Given request —
Provide only the number of lines in the data below that contain the word "Móvel".

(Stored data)
....................
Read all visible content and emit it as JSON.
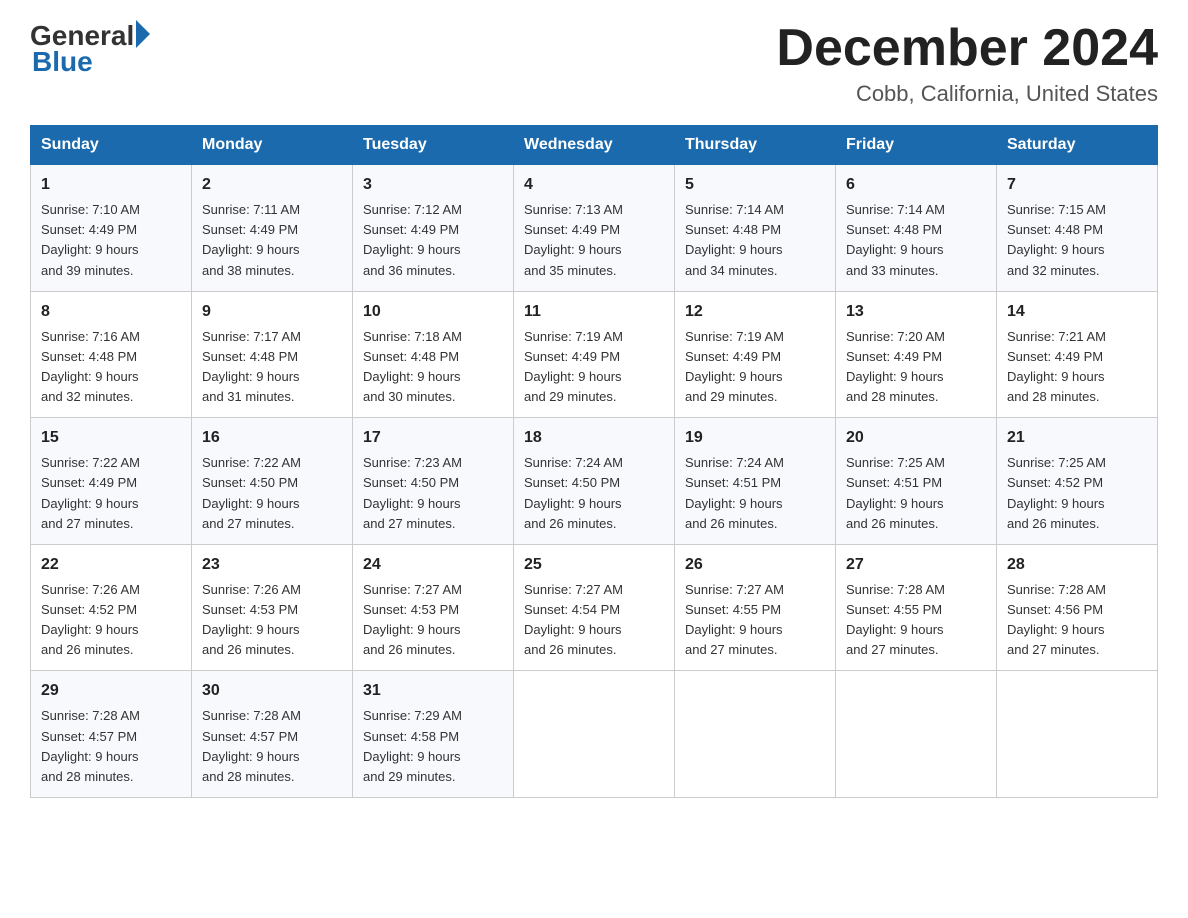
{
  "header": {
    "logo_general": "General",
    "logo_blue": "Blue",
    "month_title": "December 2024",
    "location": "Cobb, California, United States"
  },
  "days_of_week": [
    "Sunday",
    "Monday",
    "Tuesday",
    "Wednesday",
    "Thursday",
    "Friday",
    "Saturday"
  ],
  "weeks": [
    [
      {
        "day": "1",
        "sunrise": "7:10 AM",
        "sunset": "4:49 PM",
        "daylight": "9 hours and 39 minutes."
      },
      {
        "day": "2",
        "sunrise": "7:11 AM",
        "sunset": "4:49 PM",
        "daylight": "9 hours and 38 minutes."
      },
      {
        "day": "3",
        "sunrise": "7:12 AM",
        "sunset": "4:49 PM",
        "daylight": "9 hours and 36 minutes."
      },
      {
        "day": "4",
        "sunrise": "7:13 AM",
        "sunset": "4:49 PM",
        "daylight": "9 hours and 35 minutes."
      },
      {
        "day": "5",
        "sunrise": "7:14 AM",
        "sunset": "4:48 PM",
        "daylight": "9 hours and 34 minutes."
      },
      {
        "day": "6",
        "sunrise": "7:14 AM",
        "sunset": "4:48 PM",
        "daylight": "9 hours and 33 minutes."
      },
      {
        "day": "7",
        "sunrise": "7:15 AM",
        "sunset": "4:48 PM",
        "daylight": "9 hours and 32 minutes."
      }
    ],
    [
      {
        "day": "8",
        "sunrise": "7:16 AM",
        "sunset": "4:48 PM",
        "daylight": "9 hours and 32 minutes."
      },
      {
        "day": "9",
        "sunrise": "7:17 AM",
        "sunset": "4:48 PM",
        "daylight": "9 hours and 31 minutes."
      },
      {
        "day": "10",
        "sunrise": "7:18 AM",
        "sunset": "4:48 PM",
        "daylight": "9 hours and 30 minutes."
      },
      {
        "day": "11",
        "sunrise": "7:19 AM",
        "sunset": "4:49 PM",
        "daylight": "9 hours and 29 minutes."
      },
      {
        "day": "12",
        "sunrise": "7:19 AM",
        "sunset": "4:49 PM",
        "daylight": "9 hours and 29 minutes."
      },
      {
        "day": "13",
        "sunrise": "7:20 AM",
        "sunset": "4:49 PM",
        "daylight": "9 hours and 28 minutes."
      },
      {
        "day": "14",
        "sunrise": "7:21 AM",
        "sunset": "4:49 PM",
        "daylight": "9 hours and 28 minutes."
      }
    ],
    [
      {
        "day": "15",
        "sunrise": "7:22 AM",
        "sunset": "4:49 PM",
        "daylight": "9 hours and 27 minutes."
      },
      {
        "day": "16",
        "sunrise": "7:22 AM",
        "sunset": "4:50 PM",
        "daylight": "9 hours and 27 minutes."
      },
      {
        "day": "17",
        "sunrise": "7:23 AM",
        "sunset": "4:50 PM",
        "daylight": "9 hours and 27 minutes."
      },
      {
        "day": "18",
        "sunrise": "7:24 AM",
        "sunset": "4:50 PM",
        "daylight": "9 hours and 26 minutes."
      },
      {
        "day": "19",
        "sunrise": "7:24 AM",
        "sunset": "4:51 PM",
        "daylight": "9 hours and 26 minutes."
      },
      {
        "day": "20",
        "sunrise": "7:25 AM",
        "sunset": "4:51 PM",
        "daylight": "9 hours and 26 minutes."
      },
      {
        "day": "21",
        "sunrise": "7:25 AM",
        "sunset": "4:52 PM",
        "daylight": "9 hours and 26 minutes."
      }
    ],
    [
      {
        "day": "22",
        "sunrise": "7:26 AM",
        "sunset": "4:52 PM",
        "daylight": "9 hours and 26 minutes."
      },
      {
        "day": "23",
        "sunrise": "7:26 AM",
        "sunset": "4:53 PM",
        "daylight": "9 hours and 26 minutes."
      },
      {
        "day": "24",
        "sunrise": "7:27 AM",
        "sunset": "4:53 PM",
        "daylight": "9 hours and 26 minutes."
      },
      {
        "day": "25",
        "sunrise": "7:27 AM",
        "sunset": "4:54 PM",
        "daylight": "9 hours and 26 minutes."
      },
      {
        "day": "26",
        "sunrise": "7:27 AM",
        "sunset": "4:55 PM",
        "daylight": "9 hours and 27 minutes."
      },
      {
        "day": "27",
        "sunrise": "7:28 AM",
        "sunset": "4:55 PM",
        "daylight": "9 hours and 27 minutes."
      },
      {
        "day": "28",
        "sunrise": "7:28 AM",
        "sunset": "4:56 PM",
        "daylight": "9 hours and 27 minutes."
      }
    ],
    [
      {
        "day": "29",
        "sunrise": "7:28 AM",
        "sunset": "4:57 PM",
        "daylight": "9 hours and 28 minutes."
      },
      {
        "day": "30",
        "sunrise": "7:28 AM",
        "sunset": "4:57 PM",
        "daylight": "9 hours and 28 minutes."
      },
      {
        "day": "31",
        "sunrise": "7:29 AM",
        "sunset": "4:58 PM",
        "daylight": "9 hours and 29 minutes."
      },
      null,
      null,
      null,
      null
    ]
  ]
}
....................
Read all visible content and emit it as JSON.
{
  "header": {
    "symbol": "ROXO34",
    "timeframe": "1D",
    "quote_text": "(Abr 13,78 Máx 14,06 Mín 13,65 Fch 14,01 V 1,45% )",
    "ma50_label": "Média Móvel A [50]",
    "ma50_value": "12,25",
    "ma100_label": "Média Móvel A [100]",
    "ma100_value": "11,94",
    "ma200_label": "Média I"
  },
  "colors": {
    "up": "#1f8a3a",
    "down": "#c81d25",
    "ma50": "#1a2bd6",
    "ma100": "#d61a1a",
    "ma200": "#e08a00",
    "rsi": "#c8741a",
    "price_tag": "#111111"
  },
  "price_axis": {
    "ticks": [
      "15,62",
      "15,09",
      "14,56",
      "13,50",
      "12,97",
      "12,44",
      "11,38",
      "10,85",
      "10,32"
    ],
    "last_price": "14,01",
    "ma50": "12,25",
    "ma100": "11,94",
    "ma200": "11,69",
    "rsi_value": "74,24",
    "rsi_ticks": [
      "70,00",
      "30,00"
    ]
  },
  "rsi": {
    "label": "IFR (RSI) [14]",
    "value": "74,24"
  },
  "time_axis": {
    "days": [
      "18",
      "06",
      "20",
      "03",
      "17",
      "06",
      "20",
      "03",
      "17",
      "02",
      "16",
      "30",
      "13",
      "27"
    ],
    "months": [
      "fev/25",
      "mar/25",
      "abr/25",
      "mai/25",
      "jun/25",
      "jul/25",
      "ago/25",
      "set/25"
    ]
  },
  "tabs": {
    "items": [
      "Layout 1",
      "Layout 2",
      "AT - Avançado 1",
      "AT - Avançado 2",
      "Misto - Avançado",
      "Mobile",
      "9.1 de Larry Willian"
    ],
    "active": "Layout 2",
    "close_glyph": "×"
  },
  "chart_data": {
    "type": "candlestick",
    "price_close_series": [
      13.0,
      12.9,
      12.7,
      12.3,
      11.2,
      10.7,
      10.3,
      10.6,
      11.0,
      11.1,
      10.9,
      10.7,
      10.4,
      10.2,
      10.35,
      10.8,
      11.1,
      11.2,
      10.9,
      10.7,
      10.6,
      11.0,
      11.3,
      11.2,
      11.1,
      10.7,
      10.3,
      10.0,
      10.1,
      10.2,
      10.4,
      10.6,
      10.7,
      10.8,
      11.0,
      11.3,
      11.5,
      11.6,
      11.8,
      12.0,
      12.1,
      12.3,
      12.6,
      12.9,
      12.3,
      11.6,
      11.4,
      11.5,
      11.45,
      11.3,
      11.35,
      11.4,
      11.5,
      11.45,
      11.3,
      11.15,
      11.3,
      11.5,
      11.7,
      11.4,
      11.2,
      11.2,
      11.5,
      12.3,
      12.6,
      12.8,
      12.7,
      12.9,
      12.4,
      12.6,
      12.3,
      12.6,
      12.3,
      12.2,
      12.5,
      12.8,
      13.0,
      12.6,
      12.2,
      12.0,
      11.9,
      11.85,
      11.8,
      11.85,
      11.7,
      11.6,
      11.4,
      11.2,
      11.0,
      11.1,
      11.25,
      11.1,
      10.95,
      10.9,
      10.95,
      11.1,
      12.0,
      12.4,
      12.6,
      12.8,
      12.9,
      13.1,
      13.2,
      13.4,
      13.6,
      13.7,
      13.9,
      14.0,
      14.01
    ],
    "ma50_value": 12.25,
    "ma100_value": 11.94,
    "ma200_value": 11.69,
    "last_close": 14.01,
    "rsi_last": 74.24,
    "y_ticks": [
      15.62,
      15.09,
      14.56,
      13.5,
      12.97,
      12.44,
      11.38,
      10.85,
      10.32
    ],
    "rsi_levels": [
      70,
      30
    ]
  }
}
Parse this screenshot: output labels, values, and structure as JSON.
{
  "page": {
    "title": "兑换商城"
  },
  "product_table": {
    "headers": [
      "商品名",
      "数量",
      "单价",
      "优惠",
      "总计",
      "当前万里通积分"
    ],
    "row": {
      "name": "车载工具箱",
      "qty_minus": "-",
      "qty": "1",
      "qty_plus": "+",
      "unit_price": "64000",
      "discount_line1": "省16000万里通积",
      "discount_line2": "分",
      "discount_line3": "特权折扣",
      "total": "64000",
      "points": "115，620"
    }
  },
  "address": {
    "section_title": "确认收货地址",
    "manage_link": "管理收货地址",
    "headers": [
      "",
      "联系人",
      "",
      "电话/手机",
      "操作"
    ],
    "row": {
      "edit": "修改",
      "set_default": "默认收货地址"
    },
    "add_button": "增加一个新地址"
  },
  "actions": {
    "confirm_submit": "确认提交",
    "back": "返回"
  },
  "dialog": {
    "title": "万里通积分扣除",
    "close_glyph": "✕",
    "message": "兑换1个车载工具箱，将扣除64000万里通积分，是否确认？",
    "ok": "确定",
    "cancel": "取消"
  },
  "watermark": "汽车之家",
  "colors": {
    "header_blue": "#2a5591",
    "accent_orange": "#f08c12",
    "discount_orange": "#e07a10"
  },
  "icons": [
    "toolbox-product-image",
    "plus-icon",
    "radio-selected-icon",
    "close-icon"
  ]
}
....................
Answer to this task —
2